BEGIN MATERIAL PROVIDED
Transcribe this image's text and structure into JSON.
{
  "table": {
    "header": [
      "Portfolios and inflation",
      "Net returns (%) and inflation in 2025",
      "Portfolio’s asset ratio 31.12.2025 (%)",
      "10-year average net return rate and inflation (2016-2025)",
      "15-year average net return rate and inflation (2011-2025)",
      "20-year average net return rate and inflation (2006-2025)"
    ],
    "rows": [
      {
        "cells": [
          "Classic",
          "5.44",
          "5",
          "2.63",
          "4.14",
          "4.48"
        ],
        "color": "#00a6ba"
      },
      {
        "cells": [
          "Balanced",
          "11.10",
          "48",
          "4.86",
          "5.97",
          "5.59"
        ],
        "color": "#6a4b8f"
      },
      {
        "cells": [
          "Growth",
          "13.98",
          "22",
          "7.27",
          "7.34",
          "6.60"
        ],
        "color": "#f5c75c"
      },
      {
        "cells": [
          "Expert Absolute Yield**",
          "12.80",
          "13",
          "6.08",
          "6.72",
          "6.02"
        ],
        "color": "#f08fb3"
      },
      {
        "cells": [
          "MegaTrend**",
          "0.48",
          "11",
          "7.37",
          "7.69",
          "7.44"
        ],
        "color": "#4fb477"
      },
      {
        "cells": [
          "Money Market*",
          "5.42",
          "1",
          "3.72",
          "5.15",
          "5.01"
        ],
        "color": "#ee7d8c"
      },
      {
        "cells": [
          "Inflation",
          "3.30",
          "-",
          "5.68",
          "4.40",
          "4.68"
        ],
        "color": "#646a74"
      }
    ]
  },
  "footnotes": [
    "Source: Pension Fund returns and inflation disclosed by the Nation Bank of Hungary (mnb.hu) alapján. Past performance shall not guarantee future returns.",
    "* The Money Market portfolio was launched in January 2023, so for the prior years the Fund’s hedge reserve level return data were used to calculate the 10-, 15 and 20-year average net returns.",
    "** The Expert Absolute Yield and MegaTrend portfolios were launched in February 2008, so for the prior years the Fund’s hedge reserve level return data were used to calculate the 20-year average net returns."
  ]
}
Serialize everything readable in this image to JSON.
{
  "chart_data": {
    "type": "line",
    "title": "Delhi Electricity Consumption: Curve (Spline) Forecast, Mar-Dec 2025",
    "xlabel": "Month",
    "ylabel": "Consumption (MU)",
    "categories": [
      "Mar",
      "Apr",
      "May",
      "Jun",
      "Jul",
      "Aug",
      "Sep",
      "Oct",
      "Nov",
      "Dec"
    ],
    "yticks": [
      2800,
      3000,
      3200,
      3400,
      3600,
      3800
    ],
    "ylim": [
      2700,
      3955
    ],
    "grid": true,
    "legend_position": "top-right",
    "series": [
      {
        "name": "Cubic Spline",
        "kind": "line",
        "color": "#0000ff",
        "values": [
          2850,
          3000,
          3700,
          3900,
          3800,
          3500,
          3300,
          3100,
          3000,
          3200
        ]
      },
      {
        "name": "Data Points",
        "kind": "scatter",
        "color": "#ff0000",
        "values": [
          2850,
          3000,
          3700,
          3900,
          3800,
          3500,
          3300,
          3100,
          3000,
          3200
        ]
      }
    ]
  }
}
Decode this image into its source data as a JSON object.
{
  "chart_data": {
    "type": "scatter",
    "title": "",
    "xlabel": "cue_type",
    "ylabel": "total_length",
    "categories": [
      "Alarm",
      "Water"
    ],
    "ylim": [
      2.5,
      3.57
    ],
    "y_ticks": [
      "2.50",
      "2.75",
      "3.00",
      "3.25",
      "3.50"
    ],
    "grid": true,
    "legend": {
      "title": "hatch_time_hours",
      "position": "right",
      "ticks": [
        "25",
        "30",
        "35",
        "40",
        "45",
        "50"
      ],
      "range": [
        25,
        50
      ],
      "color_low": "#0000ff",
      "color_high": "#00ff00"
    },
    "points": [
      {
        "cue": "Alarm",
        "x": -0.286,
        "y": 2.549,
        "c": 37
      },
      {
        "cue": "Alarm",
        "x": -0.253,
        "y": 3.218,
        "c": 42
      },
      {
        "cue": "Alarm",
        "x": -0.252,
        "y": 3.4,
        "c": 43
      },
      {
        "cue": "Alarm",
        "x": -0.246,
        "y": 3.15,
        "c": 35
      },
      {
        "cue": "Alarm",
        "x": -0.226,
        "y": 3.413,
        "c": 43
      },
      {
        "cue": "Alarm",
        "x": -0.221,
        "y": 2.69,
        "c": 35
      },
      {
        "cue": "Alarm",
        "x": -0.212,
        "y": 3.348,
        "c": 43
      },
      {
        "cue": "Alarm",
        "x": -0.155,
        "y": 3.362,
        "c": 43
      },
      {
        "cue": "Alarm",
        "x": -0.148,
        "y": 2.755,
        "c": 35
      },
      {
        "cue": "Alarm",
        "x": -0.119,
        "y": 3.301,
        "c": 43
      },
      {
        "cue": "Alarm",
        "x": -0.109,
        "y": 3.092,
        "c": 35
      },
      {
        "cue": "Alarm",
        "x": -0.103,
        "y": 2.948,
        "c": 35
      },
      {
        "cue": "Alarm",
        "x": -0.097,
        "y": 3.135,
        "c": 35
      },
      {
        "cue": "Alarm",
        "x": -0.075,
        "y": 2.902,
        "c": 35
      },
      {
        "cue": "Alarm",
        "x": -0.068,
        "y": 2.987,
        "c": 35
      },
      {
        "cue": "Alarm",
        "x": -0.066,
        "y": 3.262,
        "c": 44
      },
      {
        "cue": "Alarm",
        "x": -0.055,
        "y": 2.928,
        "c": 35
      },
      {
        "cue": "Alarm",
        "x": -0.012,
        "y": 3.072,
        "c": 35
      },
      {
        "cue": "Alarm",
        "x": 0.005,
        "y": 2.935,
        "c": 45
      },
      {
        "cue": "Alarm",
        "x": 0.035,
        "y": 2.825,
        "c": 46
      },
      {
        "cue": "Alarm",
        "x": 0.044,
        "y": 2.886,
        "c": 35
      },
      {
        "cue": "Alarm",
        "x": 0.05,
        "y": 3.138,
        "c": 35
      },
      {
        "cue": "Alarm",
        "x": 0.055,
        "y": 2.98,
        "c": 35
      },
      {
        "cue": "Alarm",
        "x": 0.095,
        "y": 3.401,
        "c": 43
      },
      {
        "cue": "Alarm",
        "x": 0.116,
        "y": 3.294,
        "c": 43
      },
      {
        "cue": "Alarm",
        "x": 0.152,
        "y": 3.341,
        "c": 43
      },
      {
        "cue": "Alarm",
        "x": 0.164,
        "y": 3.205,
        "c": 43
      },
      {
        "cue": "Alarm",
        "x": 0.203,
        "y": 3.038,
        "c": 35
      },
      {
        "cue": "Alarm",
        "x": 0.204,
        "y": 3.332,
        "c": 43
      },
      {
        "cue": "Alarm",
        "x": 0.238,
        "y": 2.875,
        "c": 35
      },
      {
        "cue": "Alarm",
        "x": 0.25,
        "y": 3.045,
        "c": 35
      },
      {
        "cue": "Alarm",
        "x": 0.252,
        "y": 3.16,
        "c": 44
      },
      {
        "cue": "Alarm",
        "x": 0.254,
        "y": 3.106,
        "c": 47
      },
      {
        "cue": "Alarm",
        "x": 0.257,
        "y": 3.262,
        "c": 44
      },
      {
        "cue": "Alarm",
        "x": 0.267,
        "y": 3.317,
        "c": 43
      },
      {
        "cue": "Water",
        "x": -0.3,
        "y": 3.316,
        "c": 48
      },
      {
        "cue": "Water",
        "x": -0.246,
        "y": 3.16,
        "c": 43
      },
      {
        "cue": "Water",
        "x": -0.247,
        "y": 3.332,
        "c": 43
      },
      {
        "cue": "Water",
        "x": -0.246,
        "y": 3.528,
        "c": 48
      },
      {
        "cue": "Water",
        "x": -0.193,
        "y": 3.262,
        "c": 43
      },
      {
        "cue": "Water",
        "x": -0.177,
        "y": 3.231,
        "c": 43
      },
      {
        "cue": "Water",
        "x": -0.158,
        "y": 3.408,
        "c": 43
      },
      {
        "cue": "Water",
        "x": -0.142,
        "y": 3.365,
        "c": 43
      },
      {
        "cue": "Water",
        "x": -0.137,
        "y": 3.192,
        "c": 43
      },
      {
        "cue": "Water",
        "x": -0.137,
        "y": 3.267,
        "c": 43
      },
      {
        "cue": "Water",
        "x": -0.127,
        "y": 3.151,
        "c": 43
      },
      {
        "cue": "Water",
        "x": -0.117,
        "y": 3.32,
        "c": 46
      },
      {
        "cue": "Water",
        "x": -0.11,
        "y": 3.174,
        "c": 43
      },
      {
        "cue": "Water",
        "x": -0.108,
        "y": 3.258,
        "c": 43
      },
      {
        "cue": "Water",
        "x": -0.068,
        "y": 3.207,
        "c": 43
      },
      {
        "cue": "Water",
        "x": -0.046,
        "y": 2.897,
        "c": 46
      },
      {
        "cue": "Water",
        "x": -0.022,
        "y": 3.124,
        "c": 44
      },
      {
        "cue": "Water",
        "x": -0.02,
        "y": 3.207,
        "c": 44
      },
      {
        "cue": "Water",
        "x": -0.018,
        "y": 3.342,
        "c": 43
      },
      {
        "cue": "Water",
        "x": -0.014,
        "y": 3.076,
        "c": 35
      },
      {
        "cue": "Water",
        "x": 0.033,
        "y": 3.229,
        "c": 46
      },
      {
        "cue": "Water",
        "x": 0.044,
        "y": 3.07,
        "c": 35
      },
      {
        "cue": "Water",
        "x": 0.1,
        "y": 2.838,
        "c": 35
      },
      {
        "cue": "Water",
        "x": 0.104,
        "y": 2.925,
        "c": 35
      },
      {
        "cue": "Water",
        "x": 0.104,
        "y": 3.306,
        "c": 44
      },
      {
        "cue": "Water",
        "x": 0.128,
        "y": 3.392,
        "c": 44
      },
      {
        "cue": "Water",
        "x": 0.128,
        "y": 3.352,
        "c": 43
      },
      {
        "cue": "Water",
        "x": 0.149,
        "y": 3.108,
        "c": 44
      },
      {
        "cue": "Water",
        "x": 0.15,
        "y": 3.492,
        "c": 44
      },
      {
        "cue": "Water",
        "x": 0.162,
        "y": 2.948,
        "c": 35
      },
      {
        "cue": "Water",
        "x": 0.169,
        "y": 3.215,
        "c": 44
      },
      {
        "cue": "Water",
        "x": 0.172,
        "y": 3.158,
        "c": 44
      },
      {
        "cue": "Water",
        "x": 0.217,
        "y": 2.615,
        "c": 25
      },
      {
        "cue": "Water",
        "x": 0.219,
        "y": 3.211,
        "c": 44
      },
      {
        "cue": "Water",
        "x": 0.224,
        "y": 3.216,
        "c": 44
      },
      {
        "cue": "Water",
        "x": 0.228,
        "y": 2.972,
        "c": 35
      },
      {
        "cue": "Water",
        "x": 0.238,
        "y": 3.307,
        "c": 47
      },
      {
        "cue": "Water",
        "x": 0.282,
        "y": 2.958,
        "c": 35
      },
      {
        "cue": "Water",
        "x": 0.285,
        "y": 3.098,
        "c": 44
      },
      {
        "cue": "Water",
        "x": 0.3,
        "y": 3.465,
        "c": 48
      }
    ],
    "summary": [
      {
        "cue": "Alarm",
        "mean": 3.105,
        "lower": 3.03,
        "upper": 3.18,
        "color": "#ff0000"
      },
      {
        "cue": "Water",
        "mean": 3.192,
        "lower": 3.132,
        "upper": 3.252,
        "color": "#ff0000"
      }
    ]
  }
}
END MATERIAL PROVIDED
• AIM OF THE EXERCISE: Tally the lines of the preceding listing in which the word "Fund" appears; state nothing but the total.

• FINISHED TASK: 3